### Extracted data entries
+--
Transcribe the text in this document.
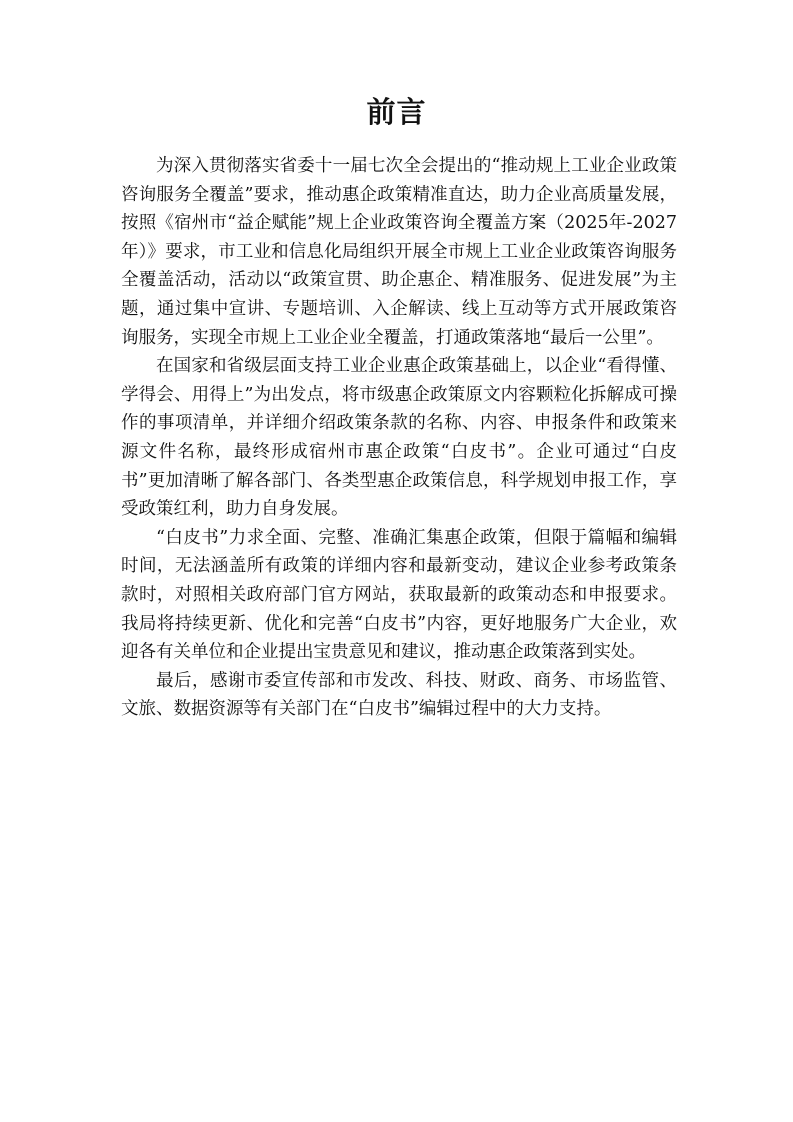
前言

为深入贯彻落实省委十一届七次全会提出的“推动规上工业企业政策咨询服务全覆盖”要求，推动惠企政策精准直达，助力企业高质量发展，按照《宿州市“益企赋能”规上企业政策咨询全覆盖方案（2025年-2027年）》要求，市工业和信息化局组织开展全市规上工业企业政策咨询服务全覆盖活动，活动以“政策宣贯、助企惠企、精准服务、促进发展”为主题，通过集中宣讲、专题培训、入企解读、线上互动等方式开展政策咨询服务，实现全市规上工业企业全覆盖，打通政策落地“最后一公里”。

在国家和省级层面支持工业企业惠企政策基础上，以企业“看得懂、学得会、用得上”为出发点，将市级惠企政策原文内容颗粒化拆解成可操作的事项清单，并详细介绍政策条款的名称、内容、申报条件和政策来源文件名称，最终形成宿州市惠企政策“白皮书”。企业可通过“白皮书”更加清晰了解各部门、各类型惠企政策信息，科学规划申报工作，享受政策红利，助力自身发展。

“白皮书”力求全面、完整、准确汇集惠企政策，但限于篇幅和编辑时间，无法涵盖所有政策的详细内容和最新变动，建议企业参考政策条款时，对照相关政府部门官方网站，获取最新的政策动态和申报要求。我局将持续更新、优化和完善“白皮书”内容，更好地服务广大企业，欢迎各有关单位和企业提出宝贵意见和建议，推动惠企政策落到实处。

最后，感谢市委宣传部和市发改、科技、财政、商务、市场监管、文旅、数据资源等有关部门在“白皮书”编辑过程中的大力支持。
+--
### Stated exercise
Transcribe the records above exactly, leaving out every picture.

### Answer to the task
Transcribe the text in this document.
前言

为深入贯彻落实省委十一届七次全会提出的“推动规上工业企业政策咨询服务全覆盖”要求，推动惠企政策精准直达，助力企业高质量发展，按照《宿州市“益企赋能”规上企业政策咨询全覆盖方案（2025年-2027年）》要求，市工业和信息化局组织开展全市规上工业企业政策咨询服务全覆盖活动，活动以“政策宣贯、助企惠企、精准服务、促进发展”为主题，通过集中宣讲、专题培训、入企解读、线上互动等方式开展政策咨询服务，实现全市规上工业企业全覆盖，打通政策落地“最后一公里”。

在国家和省级层面支持工业企业惠企政策基础上，以企业“看得懂、学得会、用得上”为出发点，将市级惠企政策原文内容颗粒化拆解成可操作的事项清单，并详细介绍政策条款的名称、内容、申报条件和政策来源文件名称，最终形成宿州市惠企政策“白皮书”。企业可通过“白皮书”更加清晰了解各部门、各类型惠企政策信息，科学规划申报工作，享受政策红利，助力自身发展。

“白皮书”力求全面、完整、准确汇集惠企政策，但限于篇幅和编辑时间，无法涵盖所有政策的详细内容和最新变动，建议企业参考政策条款时，对照相关政府部门官方网站，获取最新的政策动态和申报要求。我局将持续更新、优化和完善“白皮书”内容，更好地服务广大企业，欢迎各有关单位和企业提出宝贵意见和建议，推动惠企政策落到实处。

最后，感谢市委宣传部和市发改、科技、财政、商务、市场监管、文旅、数据资源等有关部门在“白皮书”编辑过程中的大力支持。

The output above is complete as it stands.